O que fazer
A – Devolve o trecho do texto sobre discos em Lisboa de "É inegável também" a "elegantemente mais pormenorizado.", sem mudar nada.
B – Responde com base no texto sobre discos em Lisboa:
(i) Quantas lojas de discos independentes conta a aplicação Vinylhub na cidade de Lisboa em 2019?
(ii) Que feira é apontada como ponto de encontro de tantos "vinyl heads"?
(iii) Durante quantas décadas abasteceram os fornecedores e armazéns privados lojas, DJs, rádios e melómanos?
C – Escreve a continuação do texto sobre discos em Lisboa a partir do ponto em que acaba.

Excerto da fonte

○ ○ ○ ○ ○ ○ ○

É inegável também o legado criado por vários fornecedores/ dealers/ vendedores e armazéns privados que abasteceram nas últimas cinco décadas não só lojas, como DJs, rádios ou melómanos; e mesmo o culto da Feira da Ladra, não só como mina de ouro de relíquias mas como ponto de encontro de tantos “vinyl heads”.
Em pleno 2019, a aplicação Vinylhub do Discogs contabiliza 22 lojas de discos independentes na cidade de Lisboa, e decidi não as referir todas como tenho desenhado este texto até agora pois se o leitor clicar neste link visitará uma nova forma de comunidade a que me referi em cima com um acesso elegantemente mais pormenorizado.

○ ○ ○ ○ ○ ○ ○

Excertos de um conjunto de dados

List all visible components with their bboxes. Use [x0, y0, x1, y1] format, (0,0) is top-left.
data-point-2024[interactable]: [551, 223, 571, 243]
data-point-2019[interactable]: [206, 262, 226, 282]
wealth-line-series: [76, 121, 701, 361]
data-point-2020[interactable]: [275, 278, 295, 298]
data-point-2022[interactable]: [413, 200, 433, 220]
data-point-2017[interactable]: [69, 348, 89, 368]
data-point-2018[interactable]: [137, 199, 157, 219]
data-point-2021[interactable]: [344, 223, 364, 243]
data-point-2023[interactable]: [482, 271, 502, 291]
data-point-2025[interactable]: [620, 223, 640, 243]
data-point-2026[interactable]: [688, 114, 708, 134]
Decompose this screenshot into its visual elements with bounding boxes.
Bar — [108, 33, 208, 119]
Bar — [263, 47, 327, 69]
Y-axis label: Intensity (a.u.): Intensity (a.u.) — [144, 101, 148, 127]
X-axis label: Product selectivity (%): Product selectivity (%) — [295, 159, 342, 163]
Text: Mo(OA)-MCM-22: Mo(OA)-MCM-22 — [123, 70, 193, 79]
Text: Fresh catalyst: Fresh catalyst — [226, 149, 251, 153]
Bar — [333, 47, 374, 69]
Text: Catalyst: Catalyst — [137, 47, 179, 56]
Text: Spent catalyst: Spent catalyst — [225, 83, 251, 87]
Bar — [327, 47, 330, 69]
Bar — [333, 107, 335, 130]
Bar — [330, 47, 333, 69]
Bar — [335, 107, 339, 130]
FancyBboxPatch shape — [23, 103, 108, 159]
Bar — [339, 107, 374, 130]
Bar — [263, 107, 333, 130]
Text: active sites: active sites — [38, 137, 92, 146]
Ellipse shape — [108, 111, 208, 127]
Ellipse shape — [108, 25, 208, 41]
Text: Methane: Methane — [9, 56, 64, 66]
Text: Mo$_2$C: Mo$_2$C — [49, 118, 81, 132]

○ ○ ○ ○ ○ ○ ○

Respostas por ordem
A –
É inegável também o legado criado por vários fornecedores/ dealers/ vendedores e armazéns privados que abasteceram nas últimas cinco décadas não só lojas, como DJs, rádios ou melómanos; e mesmo o culto da Feira da Ladra, não só como mina de ouro de relíquias mas como ponto de encontro de tantos “vinyl heads”.
Em pleno 2019, a aplicação Vinylhub do Discogs contabiliza 22 lojas de discos independentes na cidade de Lisboa, e decidi não as referir todas como tenho desenhado este texto até agora pois se o leitor clicar neste link visitará uma nova forma de comunidade a que me referi em cima com um acesso elegantemente mais pormenorizado.

B –
(i) 22 lojas.
(ii) A Feira da Ladra.
(iii) Nas últimas cinco décadas.

C –
Lisboa vive inegavelmente hoje um sucesso turístico ímpar, paralelo a um fervor musical que não só se reflecte na música gravada e vendida, mas também na transmitida quer seja por excelentes divulgadores e DJs ou na quantidade de rádios “não comercialóides” que a cidade alberga. Afonso Cortez refere que talvez a única excepção à indiferença destes novos visitantes da cidade por lojas de discos “seja o mercado de discos africanos e brasileiros, que por causa de umas reportagens geraram algum interesse internacional e há quem venha a Portugal à procura desse material. Hoje em dia há discos cabo-verdianos e angolanos em quase todas as lojas, e são caros. Há poucos anos só apareciam em feiras e eram baratos…”. Se Edgar “Groovie Records” Raposo — com a sua loja em plena Rua de São Paulo — duvida que os turistas “ultrapassem os 5%” dos seus clientes, Rodrigo “Trol2000” Alves — DJ e responsável pela Peekaboo Records no Centro Comercial do Chiado — contrapõe que “nestes quase dois anos de loja posso dizer que quase 99% das pessoas que aqui entram são turistas”.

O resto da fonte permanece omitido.